[START OF Records for the task]

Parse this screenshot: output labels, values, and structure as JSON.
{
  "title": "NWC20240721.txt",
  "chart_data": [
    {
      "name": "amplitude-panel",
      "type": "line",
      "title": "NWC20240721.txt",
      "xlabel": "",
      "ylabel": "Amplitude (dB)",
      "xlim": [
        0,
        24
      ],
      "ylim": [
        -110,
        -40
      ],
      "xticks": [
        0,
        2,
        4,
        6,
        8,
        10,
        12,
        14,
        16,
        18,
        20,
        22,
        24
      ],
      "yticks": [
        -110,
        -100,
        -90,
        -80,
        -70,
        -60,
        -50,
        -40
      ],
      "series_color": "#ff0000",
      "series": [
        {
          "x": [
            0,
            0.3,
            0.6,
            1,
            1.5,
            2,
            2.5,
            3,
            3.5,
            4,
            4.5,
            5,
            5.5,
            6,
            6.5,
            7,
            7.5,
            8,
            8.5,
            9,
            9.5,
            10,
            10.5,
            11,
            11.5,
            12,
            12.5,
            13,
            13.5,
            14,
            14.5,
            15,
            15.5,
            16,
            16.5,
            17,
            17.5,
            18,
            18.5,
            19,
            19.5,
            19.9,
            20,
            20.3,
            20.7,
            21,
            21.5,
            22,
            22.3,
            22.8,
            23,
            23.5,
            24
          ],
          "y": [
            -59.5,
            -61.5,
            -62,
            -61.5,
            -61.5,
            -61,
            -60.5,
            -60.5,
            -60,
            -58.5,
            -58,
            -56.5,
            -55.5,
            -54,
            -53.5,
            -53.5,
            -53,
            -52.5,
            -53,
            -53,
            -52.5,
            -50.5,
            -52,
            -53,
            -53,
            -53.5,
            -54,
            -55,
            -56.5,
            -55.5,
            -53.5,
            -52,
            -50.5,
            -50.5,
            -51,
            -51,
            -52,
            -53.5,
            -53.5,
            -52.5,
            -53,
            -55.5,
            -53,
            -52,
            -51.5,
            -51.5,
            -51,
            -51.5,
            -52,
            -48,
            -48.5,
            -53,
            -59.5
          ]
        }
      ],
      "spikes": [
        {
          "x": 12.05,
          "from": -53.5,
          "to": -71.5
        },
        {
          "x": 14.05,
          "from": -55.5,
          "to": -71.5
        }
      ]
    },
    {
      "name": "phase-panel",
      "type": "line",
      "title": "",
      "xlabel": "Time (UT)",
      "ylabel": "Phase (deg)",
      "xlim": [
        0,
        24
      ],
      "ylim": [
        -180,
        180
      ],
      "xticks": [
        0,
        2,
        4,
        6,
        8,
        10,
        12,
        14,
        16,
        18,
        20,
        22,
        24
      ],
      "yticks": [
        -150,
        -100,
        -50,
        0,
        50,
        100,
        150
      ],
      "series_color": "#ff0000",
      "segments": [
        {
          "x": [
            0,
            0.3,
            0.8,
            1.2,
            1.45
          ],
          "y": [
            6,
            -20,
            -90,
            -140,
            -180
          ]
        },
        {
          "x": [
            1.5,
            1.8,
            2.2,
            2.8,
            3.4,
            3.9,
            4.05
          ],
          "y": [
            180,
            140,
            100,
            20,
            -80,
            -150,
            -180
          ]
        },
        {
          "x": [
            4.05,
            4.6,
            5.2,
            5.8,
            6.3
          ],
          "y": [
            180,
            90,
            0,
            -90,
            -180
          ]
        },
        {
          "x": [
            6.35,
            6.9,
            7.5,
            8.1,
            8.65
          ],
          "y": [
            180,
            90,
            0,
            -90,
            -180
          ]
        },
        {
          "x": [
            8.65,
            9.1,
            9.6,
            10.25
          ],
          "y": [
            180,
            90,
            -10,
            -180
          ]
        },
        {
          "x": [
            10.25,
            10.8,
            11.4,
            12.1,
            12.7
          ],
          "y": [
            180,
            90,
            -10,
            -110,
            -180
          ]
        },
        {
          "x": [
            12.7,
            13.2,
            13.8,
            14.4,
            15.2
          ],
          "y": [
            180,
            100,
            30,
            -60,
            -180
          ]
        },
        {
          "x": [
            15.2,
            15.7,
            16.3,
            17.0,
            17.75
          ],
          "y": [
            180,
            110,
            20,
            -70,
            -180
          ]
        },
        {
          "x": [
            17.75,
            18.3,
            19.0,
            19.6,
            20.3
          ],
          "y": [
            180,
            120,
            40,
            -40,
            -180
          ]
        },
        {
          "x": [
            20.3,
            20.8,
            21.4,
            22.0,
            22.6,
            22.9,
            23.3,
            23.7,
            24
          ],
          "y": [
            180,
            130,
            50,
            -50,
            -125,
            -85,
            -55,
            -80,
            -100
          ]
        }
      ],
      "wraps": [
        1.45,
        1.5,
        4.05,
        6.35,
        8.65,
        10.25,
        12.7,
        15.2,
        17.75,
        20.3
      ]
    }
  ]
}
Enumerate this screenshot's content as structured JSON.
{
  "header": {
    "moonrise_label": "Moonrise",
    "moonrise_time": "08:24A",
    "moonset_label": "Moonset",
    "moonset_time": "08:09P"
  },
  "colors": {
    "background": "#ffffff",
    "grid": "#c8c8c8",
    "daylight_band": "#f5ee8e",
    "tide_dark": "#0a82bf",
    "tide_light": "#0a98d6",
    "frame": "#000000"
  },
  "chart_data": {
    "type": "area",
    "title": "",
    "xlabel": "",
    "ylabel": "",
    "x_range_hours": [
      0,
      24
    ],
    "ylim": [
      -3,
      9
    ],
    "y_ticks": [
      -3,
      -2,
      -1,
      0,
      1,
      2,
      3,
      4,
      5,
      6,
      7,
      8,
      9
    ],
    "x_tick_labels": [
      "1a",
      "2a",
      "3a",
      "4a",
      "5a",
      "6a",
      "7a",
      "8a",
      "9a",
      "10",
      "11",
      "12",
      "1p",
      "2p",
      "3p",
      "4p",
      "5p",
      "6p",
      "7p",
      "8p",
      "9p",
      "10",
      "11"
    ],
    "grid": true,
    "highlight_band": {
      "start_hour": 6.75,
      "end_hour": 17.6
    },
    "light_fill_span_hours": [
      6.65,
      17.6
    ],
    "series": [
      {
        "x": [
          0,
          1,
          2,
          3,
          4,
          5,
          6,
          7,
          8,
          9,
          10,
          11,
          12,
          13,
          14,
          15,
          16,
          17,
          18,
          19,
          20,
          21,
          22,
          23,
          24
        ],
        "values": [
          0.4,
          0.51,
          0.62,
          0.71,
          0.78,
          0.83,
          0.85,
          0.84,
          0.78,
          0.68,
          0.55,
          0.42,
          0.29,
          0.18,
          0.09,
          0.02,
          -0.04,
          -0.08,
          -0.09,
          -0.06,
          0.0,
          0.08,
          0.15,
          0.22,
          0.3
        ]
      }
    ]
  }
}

[END OF Records for the task]

Copy out the whole listing exactly as written.

Result for this task ->
Parse this screenshot: output labels, values, and structure as JSON.
{
  "title": "NWC20240721.txt",
  "chart_data": [
    {
      "name": "amplitude-panel",
      "type": "line",
      "title": "NWC20240721.txt",
      "xlabel": "",
      "ylabel": "Amplitude (dB)",
      "xlim": [
        0,
        24
      ],
      "ylim": [
        -110,
        -40
      ],
      "xticks": [
        0,
        2,
        4,
        6,
        8,
        10,
        12,
        14,
        16,
        18,
        20,
        22,
        24
      ],
      "yticks": [
        -110,
        -100,
        -90,
        -80,
        -70,
        -60,
        -50,
        -40
      ],
      "series_color": "#ff0000",
      "series": [
        {
          "x": [
            0,
            0.3,
            0.6,
            1,
            1.5,
            2,
            2.5,
            3,
            3.5,
            4,
            4.5,
            5,
            5.5,
            6,
            6.5,
            7,
            7.5,
            8,
            8.5,
            9,
            9.5,
            10,
            10.5,
            11,
            11.5,
            12,
            12.5,
            13,
            13.5,
            14,
            14.5,
            15,
            15.5,
            16,
            16.5,
            17,
            17.5,
            18,
            18.5,
            19,
            19.5,
            19.9,
            20,
            20.3,
            20.7,
            21,
            21.5,
            22,
            22.3,
            22.8,
            23,
            23.5,
            24
          ],
          "y": [
            -59.5,
            -61.5,
            -62,
            -61.5,
            -61.5,
            -61,
            -60.5,
            -60.5,
            -60,
            -58.5,
            -58,
            -56.5,
            -55.5,
            -54,
            -53.5,
            -53.5,
            -53,
            -52.5,
            -53,
            -53,
            -52.5,
            -50.5,
            -52,
            -53,
            -53,
            -53.5,
            -54,
            -55,
            -56.5,
            -55.5,
            -53.5,
            -52,
            -50.5,
            -50.5,
            -51,
            -51,
            -52,
            -53.5,
            -53.5,
            -52.5,
            -53,
            -55.5,
            -53,
            -52,
            -51.5,
            -51.5,
            -51,
            -51.5,
            -52,
            -48,
            -48.5,
            -53,
            -59.5
          ]
        }
      ],
      "spikes": [
        {
          "x": 12.05,
          "from": -53.5,
          "to": -71.5
        },
        {
          "x": 14.05,
          "from": -55.5,
          "to": -71.5
        }
      ]
    },
    {
      "name": "phase-panel",
      "type": "line",
      "title": "",
      "xlabel": "Time (UT)",
      "ylabel": "Phase (deg)",
      "xlim": [
        0,
        24
      ],
      "ylim": [
        -180,
        180
      ],
      "xticks": [
        0,
        2,
        4,
        6,
        8,
        10,
        12,
        14,
        16,
        18,
        20,
        22,
        24
      ],
      "yticks": [
        -150,
        -100,
        -50,
        0,
        50,
        100,
        150
      ],
      "series_color": "#ff0000",
      "segments": [
        {
          "x": [
            0,
            0.3,
            0.8,
            1.2,
            1.45
          ],
          "y": [
            6,
            -20,
            -90,
            -140,
            -180
          ]
        },
        {
          "x": [
            1.5,
            1.8,
            2.2,
            2.8,
            3.4,
            3.9,
            4.05
          ],
          "y": [
            180,
            140,
            100,
            20,
            -80,
            -150,
            -180
          ]
        },
        {
          "x": [
            4.05,
            4.6,
            5.2,
            5.8,
            6.3
          ],
          "y": [
            180,
            90,
            0,
            -90,
            -180
          ]
        },
        {
          "x": [
            6.35,
            6.9,
            7.5,
            8.1,
            8.65
          ],
          "y": [
            180,
            90,
            0,
            -90,
            -180
          ]
        },
        {
          "x": [
            8.65,
            9.1,
            9.6,
            10.25
          ],
          "y": [
            180,
            90,
            -10,
            -180
          ]
        },
        {
          "x": [
            10.25,
            10.8,
            11.4,
            12.1,
            12.7
          ],
          "y": [
            180,
            90,
            -10,
            -110,
            -180
          ]
        },
        {
          "x": [
            12.7,
            13.2,
            13.8,
            14.4,
            15.2
          ],
          "y": [
            180,
            100,
            30,
            -60,
            -180
          ]
        },
        {
          "x": [
            15.2,
            15.7,
            16.3,
            17.0,
            17.75
          ],
          "y": [
            180,
            110,
            20,
            -70,
            -180
          ]
        },
        {
          "x": [
            17.75,
            18.3,
            19.0,
            19.6,
            20.3
          ],
          "y": [
            180,
            120,
            40,
            -40,
            -180
          ]
        },
        {
          "x": [
            20.3,
            20.8,
            21.4,
            22.0,
            22.6,
            22.9,
            23.3,
            23.7,
            24
          ],
          "y": [
            180,
            130,
            50,
            -50,
            -125,
            -85,
            -55,
            -80,
            -100
          ]
        }
      ],
      "wraps": [
        1.45,
        1.5,
        4.05,
        6.35,
        8.65,
        10.25,
        12.7,
        15.2,
        17.75,
        20.3
      ]
    }
  ]
}
Enumerate this screenshot's content as structured JSON.
{
  "header": {
    "moonrise_label": "Moonrise",
    "moonrise_time": "08:24A",
    "moonset_label": "Moonset",
    "moonset_time": "08:09P"
  },
  "colors": {
    "background": "#ffffff",
    "grid": "#c8c8c8",
    "daylight_band": "#f5ee8e",
    "tide_dark": "#0a82bf",
    "tide_light": "#0a98d6",
    "frame": "#000000"
  },
  "chart_data": {
    "type": "area",
    "title": "",
    "xlabel": "",
    "ylabel": "",
    "x_range_hours": [
      0,
      24
    ],
    "ylim": [
      -3,
      9
    ],
    "y_ticks": [
      -3,
      -2,
      -1,
      0,
      1,
      2,
      3,
      4,
      5,
      6,
      7,
      8,
      9
    ],
    "x_tick_labels": [
      "1a",
      "2a",
      "3a",
      "4a",
      "5a",
      "6a",
      "7a",
      "8a",
      "9a",
      "10",
      "11",
      "12",
      "1p",
      "2p",
      "3p",
      "4p",
      "5p",
      "6p",
      "7p",
      "8p",
      "9p",
      "10",
      "11"
    ],
    "grid": true,
    "highlight_band": {
      "start_hour": 6.75,
      "end_hour": 17.6
    },
    "light_fill_span_hours": [
      6.65,
      17.6
    ],
    "series": [
      {
        "x": [
          0,
          1,
          2,
          3,
          4,
          5,
          6,
          7,
          8,
          9,
          10,
          11,
          12,
          13,
          14,
          15,
          16,
          17,
          18,
          19,
          20,
          21,
          22,
          23,
          24
        ],
        "values": [
          0.4,
          0.51,
          0.62,
          0.71,
          0.78,
          0.83,
          0.85,
          0.84,
          0.78,
          0.68,
          0.55,
          0.42,
          0.29,
          0.18,
          0.09,
          0.02,
          -0.04,
          -0.08,
          -0.09,
          -0.06,
          0.0,
          0.08,
          0.15,
          0.22,
          0.3
        ]
      }
    ]
  }
}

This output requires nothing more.